• Task material:

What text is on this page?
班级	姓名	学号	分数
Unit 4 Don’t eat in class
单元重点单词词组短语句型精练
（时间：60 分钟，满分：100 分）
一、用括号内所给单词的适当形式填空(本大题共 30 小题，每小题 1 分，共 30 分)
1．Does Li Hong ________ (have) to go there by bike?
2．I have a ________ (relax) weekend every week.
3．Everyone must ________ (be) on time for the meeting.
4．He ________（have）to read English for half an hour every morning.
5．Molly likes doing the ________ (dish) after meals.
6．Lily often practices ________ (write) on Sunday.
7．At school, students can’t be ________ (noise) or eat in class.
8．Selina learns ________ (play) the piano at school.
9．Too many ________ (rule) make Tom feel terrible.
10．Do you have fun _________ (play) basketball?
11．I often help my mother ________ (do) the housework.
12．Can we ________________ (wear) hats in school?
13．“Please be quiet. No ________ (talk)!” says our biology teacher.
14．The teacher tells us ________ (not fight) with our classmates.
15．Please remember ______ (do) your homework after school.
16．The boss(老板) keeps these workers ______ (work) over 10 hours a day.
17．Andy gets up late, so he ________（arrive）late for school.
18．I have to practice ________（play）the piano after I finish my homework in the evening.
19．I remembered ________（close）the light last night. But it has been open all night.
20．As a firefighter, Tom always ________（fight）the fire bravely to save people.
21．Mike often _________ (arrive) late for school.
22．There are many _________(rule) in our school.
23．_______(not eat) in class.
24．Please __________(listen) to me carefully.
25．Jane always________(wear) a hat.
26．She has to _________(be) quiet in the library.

• Your task:
Copy out every line of the data above, exactly as given.

• Right answer:
What text is on this page?
班级	姓名	学号	分数
Unit 4 Don’t eat in class
单元重点单词词组短语句型精练
（时间：60 分钟，满分：100 分）
一、用括号内所给单词的适当形式填空(本大题共 30 小题，每小题 1 分，共 30 分)
1．Does Li Hong ________ (have) to go there by bike?
2．I have a ________ (relax) weekend every week.
3．Everyone must ________ (be) on time for the meeting.
4．He ________（have）to read English for half an hour every morning.
5．Molly likes doing the ________ (dish) after meals.
6．Lily often practices ________ (write) on Sunday.
7．At school, students can’t be ________ (noise) or eat in class.
8．Selina learns ________ (play) the piano at school.
9．Too many ________ (rule) make Tom feel terrible.
10．Do you have fun _________ (play) basketball?
11．I often help my mother ________ (do) the housework.
12．Can we ________________ (wear) hats in school?
13．“Please be quiet. No ________ (talk)!” says our biology teacher.
14．The teacher tells us ________ (not fight) with our classmates.
15．Please remember ______ (do) your homework after school.
16．The boss(老板) keeps these workers ______ (work) over 10 hours a day.
17．Andy gets up late, so he ________（arrive）late for school.
18．I have to practice ________（play）the piano after I finish my homework in the evening.
19．I remembered ________（close）the light last night. But it has been open all night.
20．As a firefighter, Tom always ________（fight）the fire bravely to save people.
21．Mike often _________ (arrive) late for school.
22．There are many _________(rule) in our school.
23．_______(not eat) in class.
24．Please __________(listen) to me carefully.
25．Jane always________(wear) a hat.
26．She has to _________(be) quiet in the library.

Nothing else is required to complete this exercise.